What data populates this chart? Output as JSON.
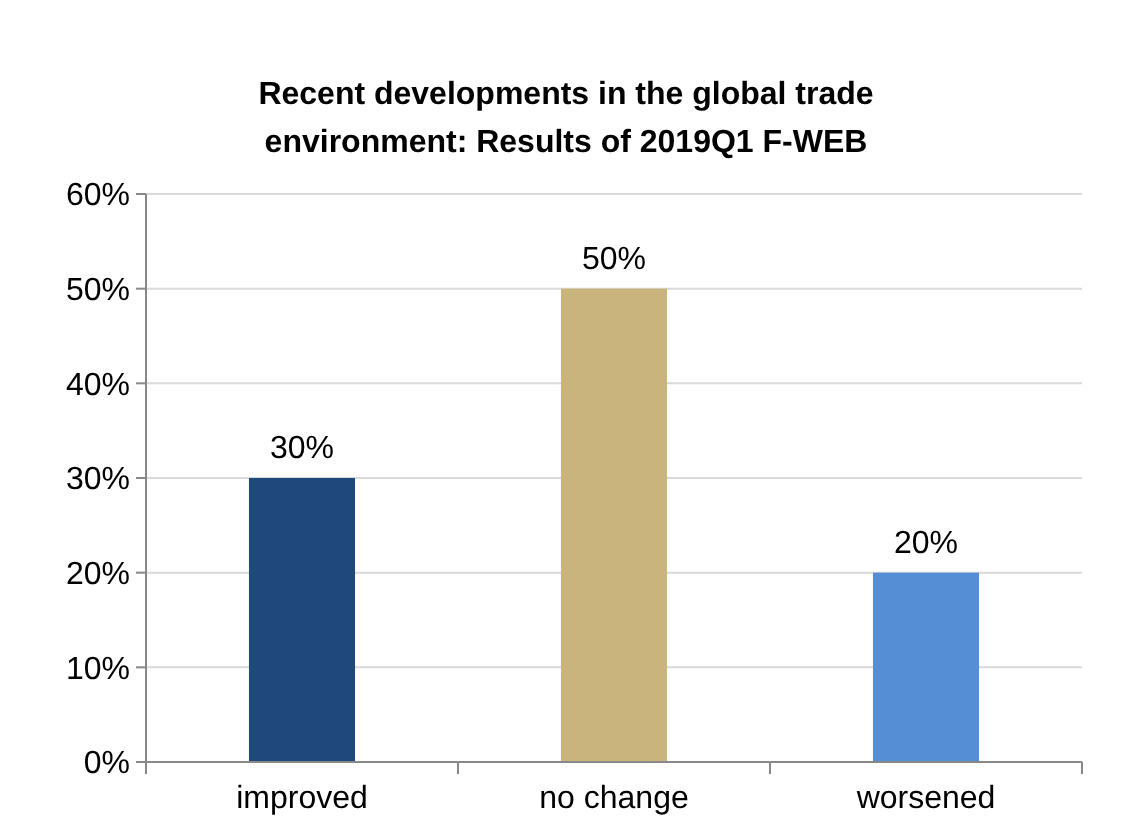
{
  "chart_data": {
    "type": "bar",
    "title": "Recent developments in the global trade environment: Results of 2019Q1 F-WEB",
    "categories": [
      "improved",
      "no change",
      "worsened"
    ],
    "values": [
      30,
      50,
      20
    ],
    "colors": [
      "#1f497d",
      "#c9b47c",
      "#558ed5"
    ],
    "value_labels": [
      "30%",
      "50%",
      "20%"
    ],
    "ylim": [
      0,
      60
    ],
    "yticks": [
      {
        "value": 0,
        "label": "0%"
      },
      {
        "value": 10,
        "label": "10%"
      },
      {
        "value": 20,
        "label": "20%"
      },
      {
        "value": 30,
        "label": "30%"
      },
      {
        "value": 40,
        "label": "40%"
      },
      {
        "value": 50,
        "label": "50%"
      },
      {
        "value": 60,
        "label": "60%"
      }
    ],
    "grid": "y"
  }
}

--

- **Task goal**
Using the records above, retype everything exactly except the pictures.

- **Written solution**
What data populates this chart? Output as JSON.
{
  "chart_data": {
    "type": "bar",
    "title": "Recent developments in the global trade environment: Results of 2019Q1 F-WEB",
    "categories": [
      "improved",
      "no change",
      "worsened"
    ],
    "values": [
      30,
      50,
      20
    ],
    "colors": [
      "#1f497d",
      "#c9b47c",
      "#558ed5"
    ],
    "value_labels": [
      "30%",
      "50%",
      "20%"
    ],
    "ylim": [
      0,
      60
    ],
    "yticks": [
      {
        "value": 0,
        "label": "0%"
      },
      {
        "value": 10,
        "label": "10%"
      },
      {
        "value": 20,
        "label": "20%"
      },
      {
        "value": 30,
        "label": "30%"
      },
      {
        "value": 40,
        "label": "40%"
      },
      {
        "value": 50,
        "label": "50%"
      },
      {
        "value": 60,
        "label": "60%"
      }
    ],
    "grid": "y"
  }
}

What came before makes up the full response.